### SET EXERCISE
Repeat each entry as written, dropping any picture you find.

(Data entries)
┄┄┄┄┄┄┄┄┄┄┄┄┄┄┄┄┄┄┄┄

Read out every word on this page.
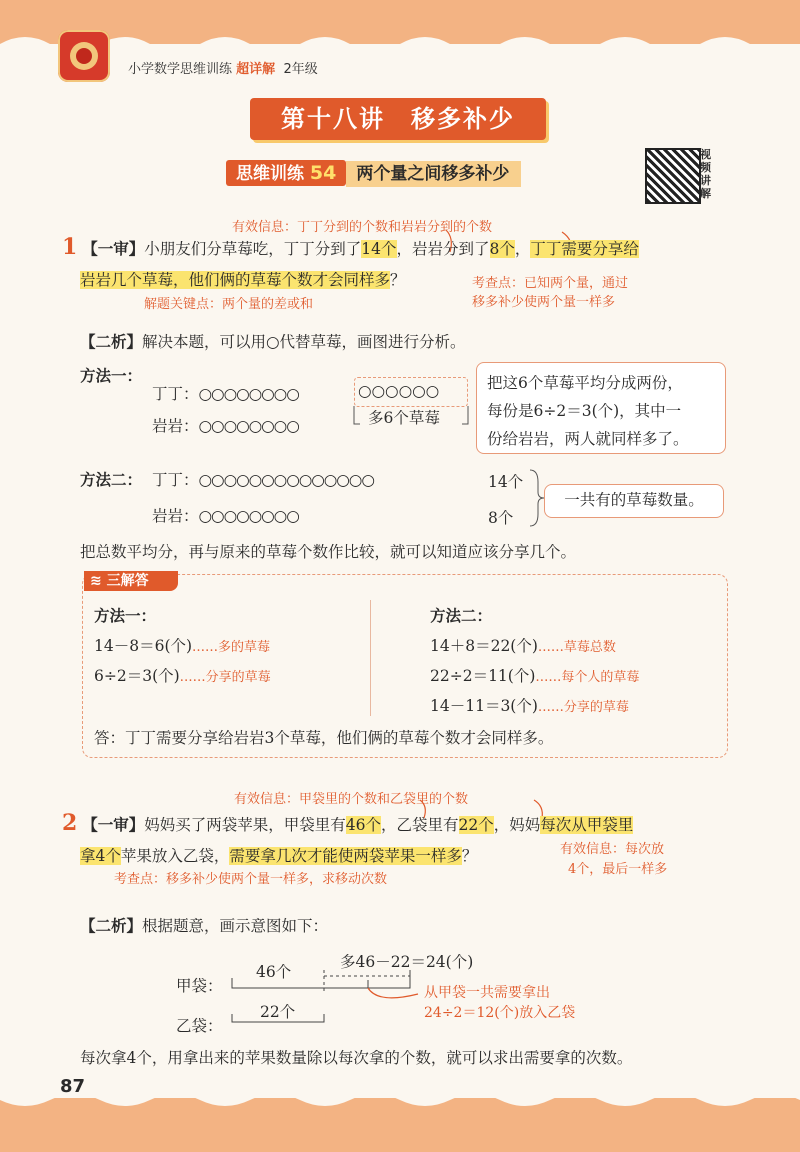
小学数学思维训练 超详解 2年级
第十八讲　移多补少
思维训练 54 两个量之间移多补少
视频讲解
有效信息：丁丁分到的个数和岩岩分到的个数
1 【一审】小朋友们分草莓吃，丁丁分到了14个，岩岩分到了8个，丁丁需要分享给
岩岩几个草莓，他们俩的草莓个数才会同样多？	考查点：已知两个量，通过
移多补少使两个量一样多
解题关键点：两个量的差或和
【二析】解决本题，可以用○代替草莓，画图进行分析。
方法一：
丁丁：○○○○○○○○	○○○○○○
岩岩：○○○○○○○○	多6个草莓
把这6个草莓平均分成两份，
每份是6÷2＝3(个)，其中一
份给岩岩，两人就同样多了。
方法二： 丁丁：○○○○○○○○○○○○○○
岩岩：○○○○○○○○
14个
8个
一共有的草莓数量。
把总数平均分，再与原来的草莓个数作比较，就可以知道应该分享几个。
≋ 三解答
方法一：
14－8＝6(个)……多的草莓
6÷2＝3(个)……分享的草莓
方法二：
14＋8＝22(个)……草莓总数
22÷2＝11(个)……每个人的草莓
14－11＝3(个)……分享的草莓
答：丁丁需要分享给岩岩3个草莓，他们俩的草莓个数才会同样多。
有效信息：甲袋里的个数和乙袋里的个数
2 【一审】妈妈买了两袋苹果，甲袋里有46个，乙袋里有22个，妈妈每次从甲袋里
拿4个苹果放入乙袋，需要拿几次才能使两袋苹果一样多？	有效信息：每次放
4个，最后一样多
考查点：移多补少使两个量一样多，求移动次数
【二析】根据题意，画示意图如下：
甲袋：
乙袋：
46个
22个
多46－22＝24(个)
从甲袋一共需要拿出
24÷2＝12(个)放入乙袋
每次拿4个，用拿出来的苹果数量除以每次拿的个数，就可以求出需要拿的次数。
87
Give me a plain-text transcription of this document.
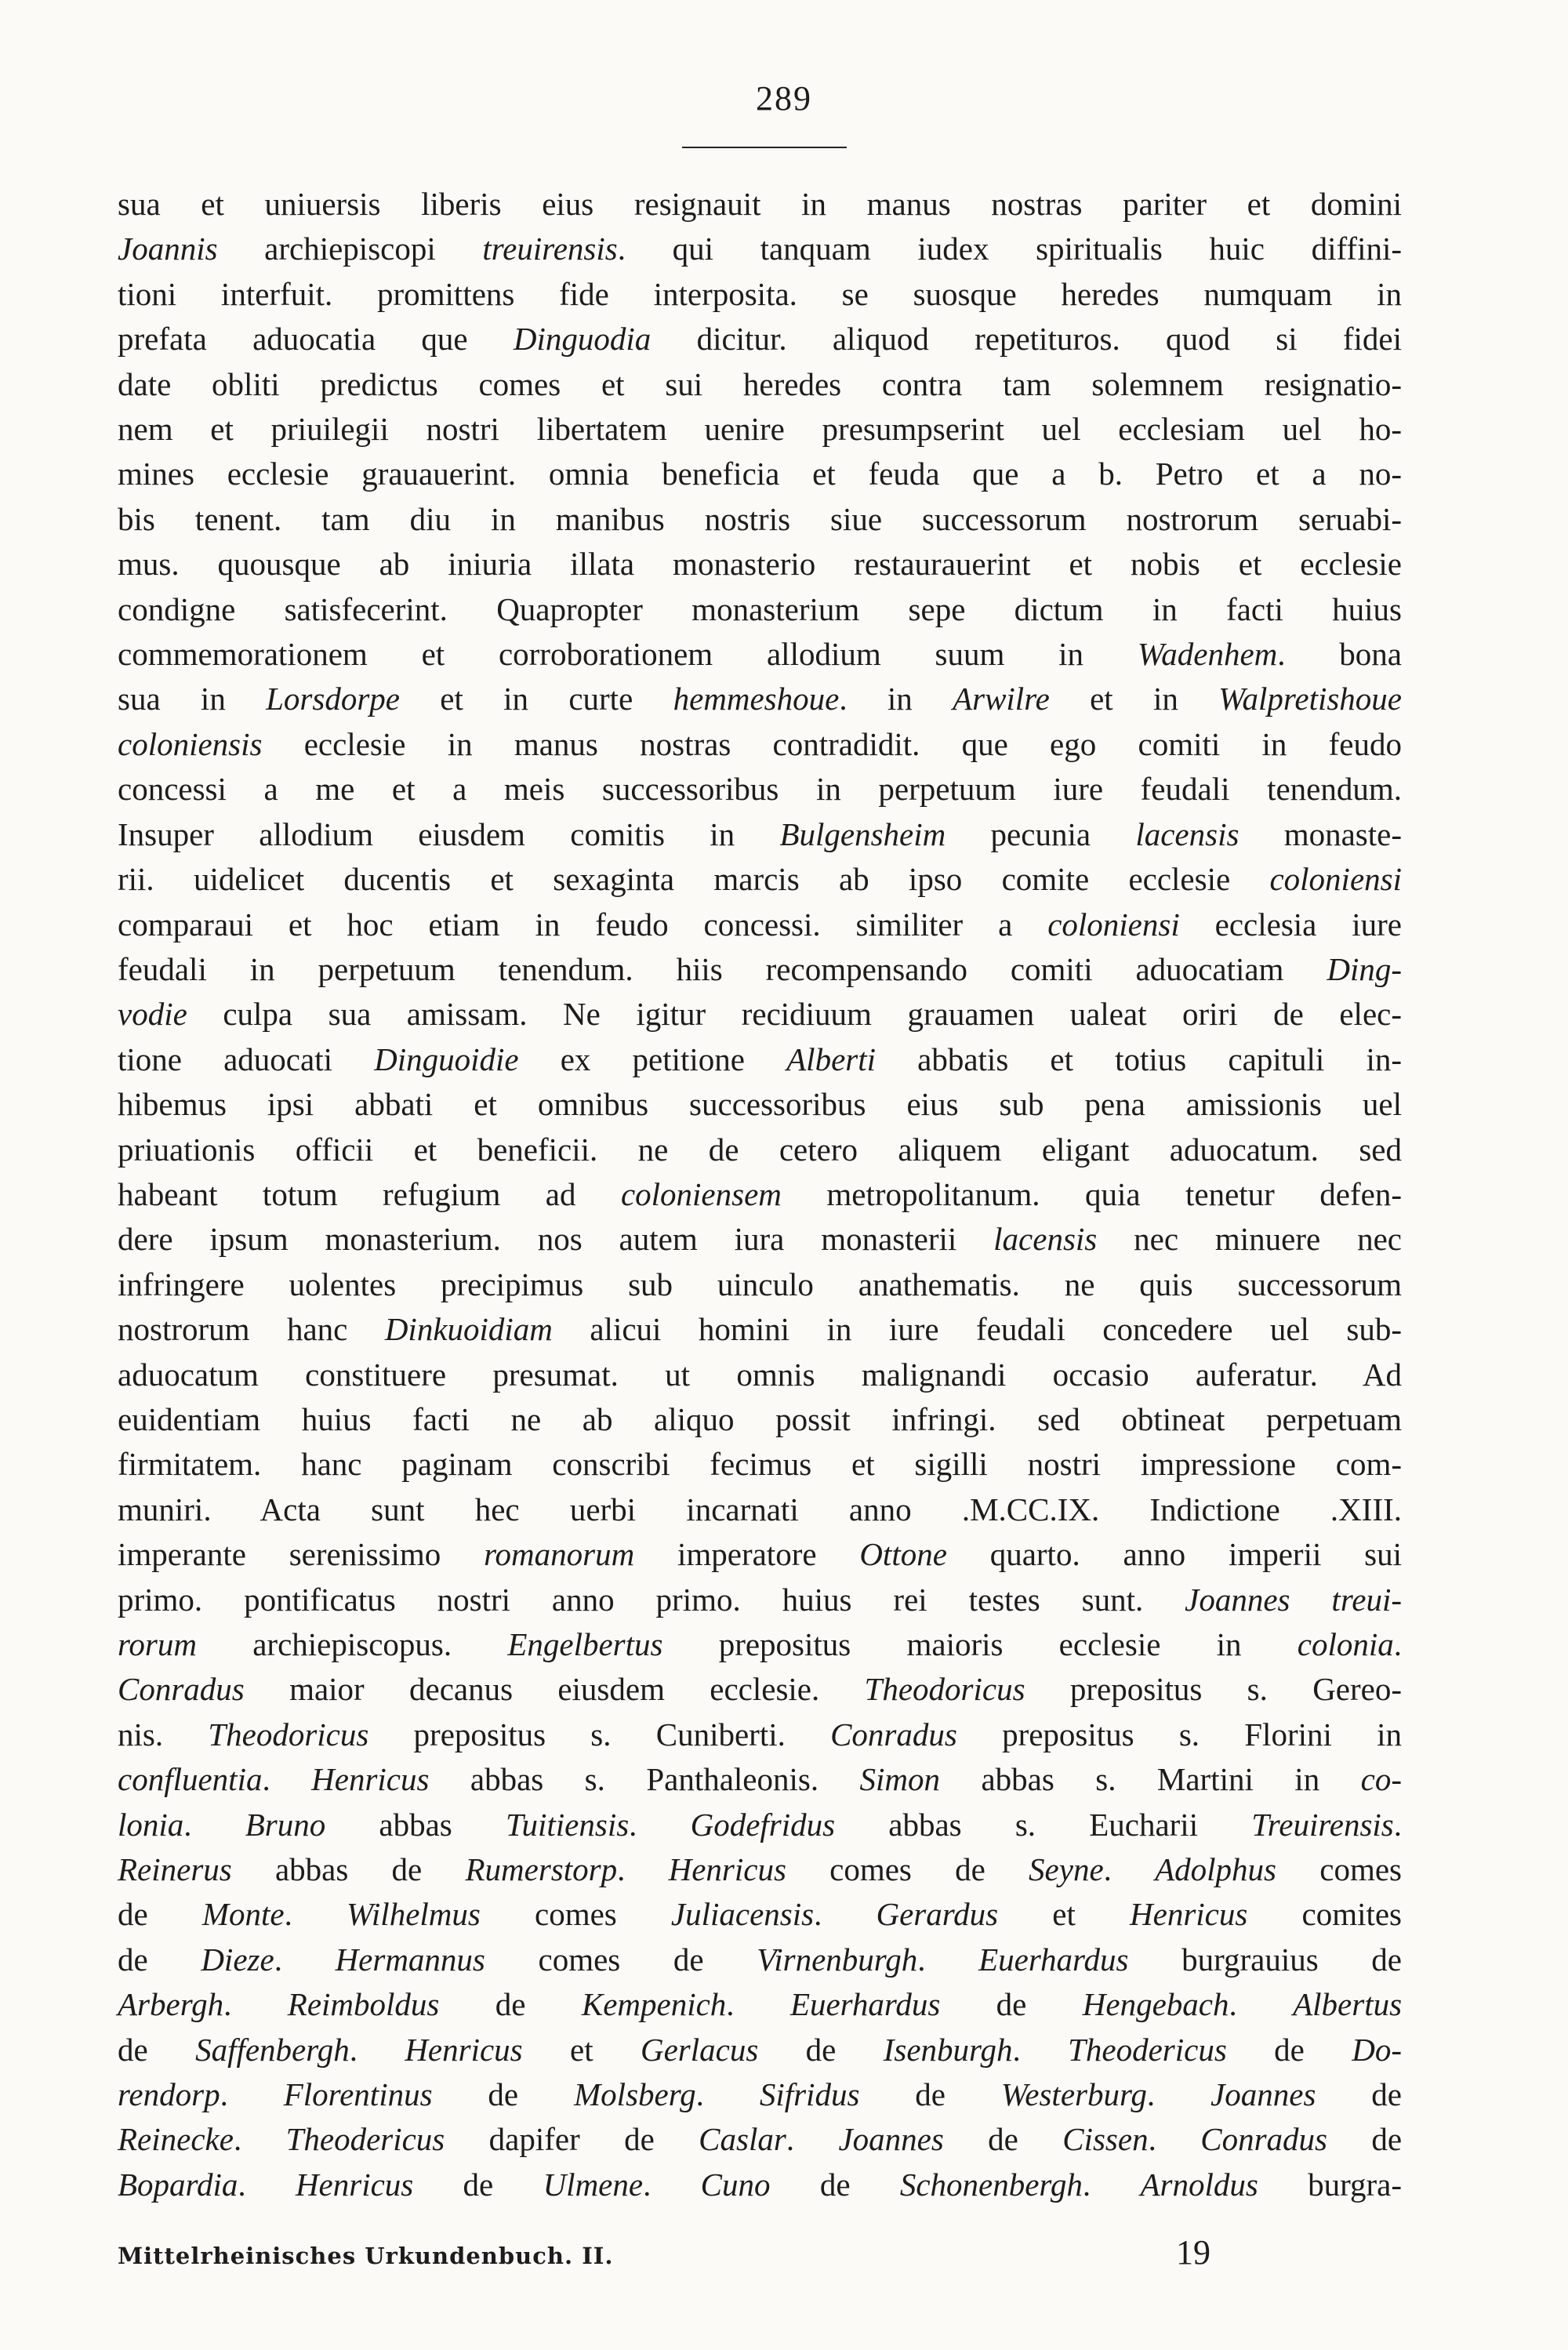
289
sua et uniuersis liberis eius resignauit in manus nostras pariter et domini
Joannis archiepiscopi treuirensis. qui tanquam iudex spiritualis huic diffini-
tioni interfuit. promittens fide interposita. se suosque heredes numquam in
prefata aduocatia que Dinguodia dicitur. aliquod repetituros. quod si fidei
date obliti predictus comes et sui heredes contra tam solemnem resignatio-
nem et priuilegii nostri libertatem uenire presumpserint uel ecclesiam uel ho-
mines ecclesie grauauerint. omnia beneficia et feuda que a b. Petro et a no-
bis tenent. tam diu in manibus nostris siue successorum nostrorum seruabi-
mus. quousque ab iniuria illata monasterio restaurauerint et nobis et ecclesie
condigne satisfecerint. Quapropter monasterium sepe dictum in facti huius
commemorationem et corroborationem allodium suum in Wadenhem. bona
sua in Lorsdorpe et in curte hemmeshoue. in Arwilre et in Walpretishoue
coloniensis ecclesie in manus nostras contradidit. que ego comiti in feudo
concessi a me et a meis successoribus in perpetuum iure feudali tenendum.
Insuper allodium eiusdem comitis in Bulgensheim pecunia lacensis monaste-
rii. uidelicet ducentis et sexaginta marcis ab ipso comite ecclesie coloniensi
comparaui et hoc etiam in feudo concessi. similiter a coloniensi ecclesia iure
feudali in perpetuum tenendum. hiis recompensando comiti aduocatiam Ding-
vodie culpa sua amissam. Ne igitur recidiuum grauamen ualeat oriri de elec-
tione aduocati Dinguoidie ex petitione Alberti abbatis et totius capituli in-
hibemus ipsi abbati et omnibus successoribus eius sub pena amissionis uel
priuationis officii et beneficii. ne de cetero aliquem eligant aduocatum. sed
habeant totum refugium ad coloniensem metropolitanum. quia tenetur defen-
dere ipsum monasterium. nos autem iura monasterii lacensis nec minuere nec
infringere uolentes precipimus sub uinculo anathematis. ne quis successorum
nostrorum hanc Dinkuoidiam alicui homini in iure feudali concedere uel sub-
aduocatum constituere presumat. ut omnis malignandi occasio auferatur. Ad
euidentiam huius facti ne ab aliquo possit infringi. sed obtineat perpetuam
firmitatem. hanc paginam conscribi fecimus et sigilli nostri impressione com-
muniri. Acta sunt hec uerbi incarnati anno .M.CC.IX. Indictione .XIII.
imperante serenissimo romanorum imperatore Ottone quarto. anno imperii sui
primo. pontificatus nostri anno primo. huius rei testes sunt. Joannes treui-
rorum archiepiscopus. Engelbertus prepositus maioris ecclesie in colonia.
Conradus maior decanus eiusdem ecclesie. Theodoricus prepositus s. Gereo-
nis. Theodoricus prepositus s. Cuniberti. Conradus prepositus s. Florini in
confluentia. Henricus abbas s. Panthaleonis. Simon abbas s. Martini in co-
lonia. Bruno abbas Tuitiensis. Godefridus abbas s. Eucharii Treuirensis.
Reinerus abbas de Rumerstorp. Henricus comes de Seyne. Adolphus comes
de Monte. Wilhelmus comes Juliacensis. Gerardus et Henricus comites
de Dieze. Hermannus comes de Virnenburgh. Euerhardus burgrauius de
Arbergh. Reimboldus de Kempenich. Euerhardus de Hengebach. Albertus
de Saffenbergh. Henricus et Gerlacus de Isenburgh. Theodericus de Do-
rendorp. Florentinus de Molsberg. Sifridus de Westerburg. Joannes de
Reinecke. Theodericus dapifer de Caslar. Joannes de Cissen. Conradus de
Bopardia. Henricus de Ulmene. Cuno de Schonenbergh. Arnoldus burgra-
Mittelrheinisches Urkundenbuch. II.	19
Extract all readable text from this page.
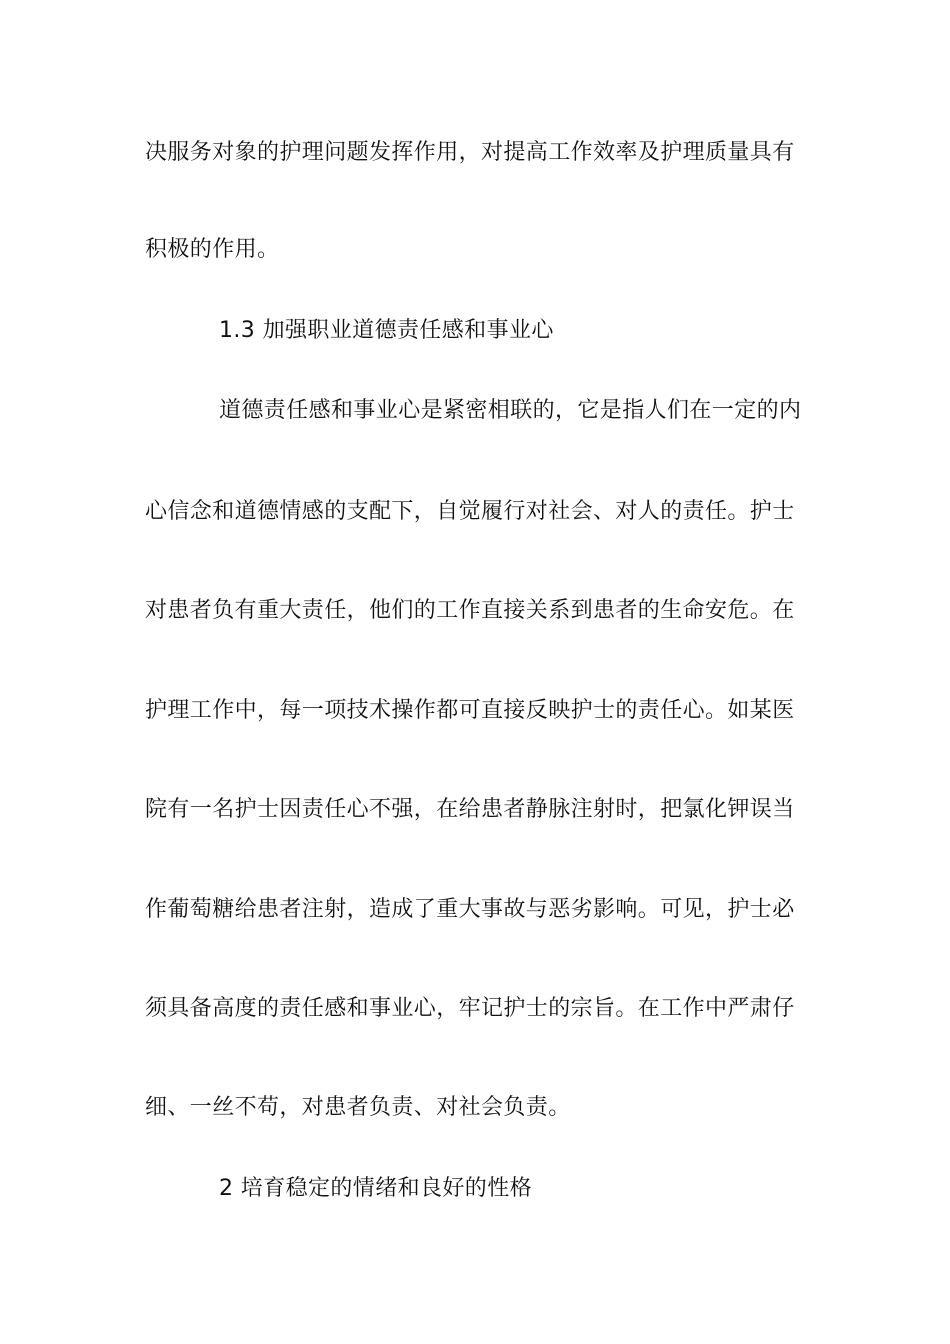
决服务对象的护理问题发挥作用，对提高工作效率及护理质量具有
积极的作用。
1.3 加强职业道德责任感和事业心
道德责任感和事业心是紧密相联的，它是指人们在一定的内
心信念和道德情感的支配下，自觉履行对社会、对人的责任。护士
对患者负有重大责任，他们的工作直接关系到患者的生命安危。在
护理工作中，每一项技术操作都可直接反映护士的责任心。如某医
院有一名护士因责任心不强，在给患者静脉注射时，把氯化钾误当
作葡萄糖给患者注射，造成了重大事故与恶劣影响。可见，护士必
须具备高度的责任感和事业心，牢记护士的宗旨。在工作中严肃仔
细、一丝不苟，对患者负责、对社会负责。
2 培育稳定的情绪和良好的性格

┄┄┄┄┄┄┄┄┄┄┄┄┄┄┄┄┄┄┄┄

### EXERCISE RESULT
Read out every word on this page.
小学数学思维训练 超详解 2年级
第十八讲　移多补少
思维训练 54 两个量之间移多补少
视频讲解
有效信息：丁丁分到的个数和岩岩分到的个数
1 【一审】小朋友们分草莓吃，丁丁分到了14个，岩岩分到了8个，丁丁需要分享给
岩岩几个草莓，他们俩的草莓个数才会同样多？	考查点：已知两个量，通过
移多补少使两个量一样多
解题关键点：两个量的差或和
【二析】解决本题，可以用○代替草莓，画图进行分析。
方法一：
丁丁：○○○○○○○○	○○○○○○
岩岩：○○○○○○○○	多6个草莓
把这6个草莓平均分成两份，
每份是6÷2＝3(个)，其中一
份给岩岩，两人就同样多了。
方法二： 丁丁：○○○○○○○○○○○○○○
岩岩：○○○○○○○○
14个
8个
一共有的草莓数量。
把总数平均分，再与原来的草莓个数作比较，就可以知道应该分享几个。
≋ 三解答
方法一：
14－8＝6(个)……多的草莓
6÷2＝3(个)……分享的草莓
方法二：
14＋8＝22(个)……草莓总数
22÷2＝11(个)……每个人的草莓
14－11＝3(个)……分享的草莓
答：丁丁需要分享给岩岩3个草莓，他们俩的草莓个数才会同样多。
有效信息：甲袋里的个数和乙袋里的个数
2 【一审】妈妈买了两袋苹果，甲袋里有46个，乙袋里有22个，妈妈每次从甲袋里
拿4个苹果放入乙袋，需要拿几次才能使两袋苹果一样多？	有效信息：每次放
4个，最后一样多
考查点：移多补少使两个量一样多，求移动次数
【二析】根据题意，画示意图如下：
甲袋：
乙袋：
46个
22个
多46－22＝24(个)
从甲袋一共需要拿出
24÷2＝12(个)放入乙袋
每次拿4个，用拿出来的苹果数量除以每次拿的个数，就可以求出需要拿的次数。
87
Give me a plain-text transcription of this document.
289
sua et uniuersis liberis eius resignauit in manus nostras pariter et domini
Joannis archiepiscopi treuirensis. qui tanquam iudex spiritualis huic diffini-
tioni interfuit. promittens fide interposita. se suosque heredes numquam in
prefata aduocatia que Dinguodia dicitur. aliquod repetituros. quod si fidei
date obliti predictus comes et sui heredes contra tam solemnem resignatio-
nem et priuilegii nostri libertatem uenire presumpserint uel ecclesiam uel ho-
mines ecclesie grauauerint. omnia beneficia et feuda que a b. Petro et a no-
bis tenent. tam diu in manibus nostris siue successorum nostrorum seruabi-
mus. quousque ab iniuria illata monasterio restaurauerint et nobis et ecclesie
condigne satisfecerint. Quapropter monasterium sepe dictum in facti huius
commemorationem et corroborationem allodium suum in Wadenhem. bona
sua in Lorsdorpe et in curte hemmeshoue. in Arwilre et in Walpretishoue
coloniensis ecclesie in manus nostras contradidit. que ego comiti in feudo
concessi a me et a meis successoribus in perpetuum iure feudali tenendum.
Insuper allodium eiusdem comitis in Bulgensheim pecunia lacensis monaste-
rii. uidelicet ducentis et sexaginta marcis ab ipso comite ecclesie coloniensi
comparaui et hoc etiam in feudo concessi. similiter a coloniensi ecclesia iure
feudali in perpetuum tenendum. hiis recompensando comiti aduocatiam Ding-
vodie culpa sua amissam. Ne igitur recidiuum grauamen ualeat oriri de elec-
tione aduocati Dinguoidie ex petitione Alberti abbatis et totius capituli in-
hibemus ipsi abbati et omnibus successoribus eius sub pena amissionis uel
priuationis officii et beneficii. ne de cetero aliquem eligant aduocatum. sed
habeant totum refugium ad coloniensem metropolitanum. quia tenetur defen-
dere ipsum monasterium. nos autem iura monasterii lacensis nec minuere nec
infringere uolentes precipimus sub uinculo anathematis. ne quis successorum
nostrorum hanc Dinkuoidiam alicui homini in iure feudali concedere uel sub-
aduocatum constituere presumat. ut omnis malignandi occasio auferatur. Ad
euidentiam huius facti ne ab aliquo possit infringi. sed obtineat perpetuam
firmitatem. hanc paginam conscribi fecimus et sigilli nostri impressione com-
muniri. Acta sunt hec uerbi incarnati anno .M.CC.IX. Indictione .XIII.
imperante serenissimo romanorum imperatore Ottone quarto. anno imperii sui
primo. pontificatus nostri anno primo. huius rei testes sunt. Joannes treui-
rorum archiepiscopus. Engelbertus prepositus maioris ecclesie in colonia.
Conradus maior decanus eiusdem ecclesie. Theodoricus prepositus s. Gereo-
nis. Theodoricus prepositus s. Cuniberti. Conradus prepositus s. Florini in
confluentia. Henricus abbas s. Panthaleonis. Simon abbas s. Martini in co-
lonia. Bruno abbas Tuitiensis. Godefridus abbas s. Eucharii Treuirensis.
Reinerus abbas de Rumerstorp. Henricus comes de Seyne. Adolphus comes
de Monte. Wilhelmus comes Juliacensis. Gerardus et Henricus comites
de Dieze. Hermannus comes de Virnenburgh. Euerhardus burgrauius de
Arbergh. Reimboldus de Kempenich. Euerhardus de Hengebach. Albertus
de Saffenbergh. Henricus et Gerlacus de Isenburgh. Theodericus de Do-
rendorp. Florentinus de Molsberg. Sifridus de Westerburg. Joannes de
Reinecke. Theodericus dapifer de Caslar. Joannes de Cissen. Conradus de
Bopardia. Henricus de Ulmene. Cuno de Schonenbergh. Arnoldus burgra-
Mittelrheinisches Urkundenbuch. II.	19
Extract all readable text from this page.
决服务对象的护理问题发挥作用，对提高工作效率及护理质量具有
积极的作用。
1.3 加强职业道德责任感和事业心
道德责任感和事业心是紧密相联的，它是指人们在一定的内
心信念和道德情感的支配下，自觉履行对社会、对人的责任。护士
对患者负有重大责任，他们的工作直接关系到患者的生命安危。在
护理工作中，每一项技术操作都可直接反映护士的责任心。如某医
院有一名护士因责任心不强，在给患者静脉注射时，把氯化钾误当
作葡萄糖给患者注射，造成了重大事故与恶劣影响。可见，护士必
须具备高度的责任感和事业心，牢记护士的宗旨。在工作中严肃仔
细、一丝不苟，对患者负责、对社会负责。
2 培育稳定的情绪和良好的性格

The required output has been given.